## START

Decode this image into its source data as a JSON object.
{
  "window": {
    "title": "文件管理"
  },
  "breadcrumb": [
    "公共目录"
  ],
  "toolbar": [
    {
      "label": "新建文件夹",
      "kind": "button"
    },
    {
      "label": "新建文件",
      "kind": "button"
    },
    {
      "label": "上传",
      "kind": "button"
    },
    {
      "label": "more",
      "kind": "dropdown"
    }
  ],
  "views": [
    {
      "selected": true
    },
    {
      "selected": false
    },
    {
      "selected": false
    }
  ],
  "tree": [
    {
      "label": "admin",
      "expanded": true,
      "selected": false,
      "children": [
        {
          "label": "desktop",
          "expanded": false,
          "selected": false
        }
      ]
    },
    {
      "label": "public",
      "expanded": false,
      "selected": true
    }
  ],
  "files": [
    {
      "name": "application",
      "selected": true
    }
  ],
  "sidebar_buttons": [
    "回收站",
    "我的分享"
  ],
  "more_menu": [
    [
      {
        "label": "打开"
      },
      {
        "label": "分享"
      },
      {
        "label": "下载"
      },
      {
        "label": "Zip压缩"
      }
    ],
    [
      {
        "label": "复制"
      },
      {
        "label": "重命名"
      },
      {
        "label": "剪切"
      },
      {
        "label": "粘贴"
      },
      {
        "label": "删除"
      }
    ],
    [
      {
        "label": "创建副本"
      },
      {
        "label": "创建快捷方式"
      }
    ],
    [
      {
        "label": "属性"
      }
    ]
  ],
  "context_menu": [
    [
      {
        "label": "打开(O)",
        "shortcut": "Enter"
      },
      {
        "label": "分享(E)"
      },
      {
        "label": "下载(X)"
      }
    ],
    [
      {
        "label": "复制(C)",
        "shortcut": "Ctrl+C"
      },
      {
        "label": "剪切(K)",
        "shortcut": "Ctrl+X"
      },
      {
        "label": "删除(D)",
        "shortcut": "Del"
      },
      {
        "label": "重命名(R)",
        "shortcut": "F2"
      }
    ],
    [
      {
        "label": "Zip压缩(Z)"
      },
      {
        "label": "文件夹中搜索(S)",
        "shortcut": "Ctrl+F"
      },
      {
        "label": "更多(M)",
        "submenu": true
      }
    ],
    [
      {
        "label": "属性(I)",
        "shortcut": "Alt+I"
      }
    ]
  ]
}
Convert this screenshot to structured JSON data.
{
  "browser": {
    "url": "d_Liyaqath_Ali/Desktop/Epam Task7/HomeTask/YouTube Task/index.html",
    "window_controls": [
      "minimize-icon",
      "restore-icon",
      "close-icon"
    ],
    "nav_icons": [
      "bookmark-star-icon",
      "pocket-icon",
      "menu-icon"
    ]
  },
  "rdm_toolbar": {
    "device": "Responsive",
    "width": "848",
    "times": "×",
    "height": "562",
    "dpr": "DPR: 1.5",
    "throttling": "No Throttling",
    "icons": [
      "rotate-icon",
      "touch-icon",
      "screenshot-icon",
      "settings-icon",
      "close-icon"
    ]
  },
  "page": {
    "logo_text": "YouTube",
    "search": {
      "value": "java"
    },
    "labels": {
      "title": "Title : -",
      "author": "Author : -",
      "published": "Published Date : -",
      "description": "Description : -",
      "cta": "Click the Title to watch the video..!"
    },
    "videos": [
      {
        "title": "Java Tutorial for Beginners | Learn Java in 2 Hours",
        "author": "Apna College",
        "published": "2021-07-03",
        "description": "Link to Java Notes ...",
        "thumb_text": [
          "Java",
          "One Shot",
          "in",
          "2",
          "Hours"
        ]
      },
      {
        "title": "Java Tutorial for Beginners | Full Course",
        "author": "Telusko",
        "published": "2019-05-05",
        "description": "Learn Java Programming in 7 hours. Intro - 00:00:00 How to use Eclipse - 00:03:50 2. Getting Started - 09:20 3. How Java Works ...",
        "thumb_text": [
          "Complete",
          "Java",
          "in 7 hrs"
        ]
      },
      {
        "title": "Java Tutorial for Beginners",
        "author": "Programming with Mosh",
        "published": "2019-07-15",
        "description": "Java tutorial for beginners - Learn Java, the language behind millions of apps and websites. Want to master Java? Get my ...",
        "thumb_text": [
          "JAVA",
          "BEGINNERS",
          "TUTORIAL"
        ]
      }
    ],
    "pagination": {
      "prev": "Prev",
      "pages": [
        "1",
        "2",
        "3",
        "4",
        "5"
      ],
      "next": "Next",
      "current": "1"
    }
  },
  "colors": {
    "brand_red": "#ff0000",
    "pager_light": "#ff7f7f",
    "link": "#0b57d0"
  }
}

## END

WHAT TO PRODUCE: From the records given above, copy all lines containing "published".

RESULT:
      "published": "Published Date : -",
        "published": "2021-07-03",
        "published": "2019-05-05",
        "published": "2019-07-15",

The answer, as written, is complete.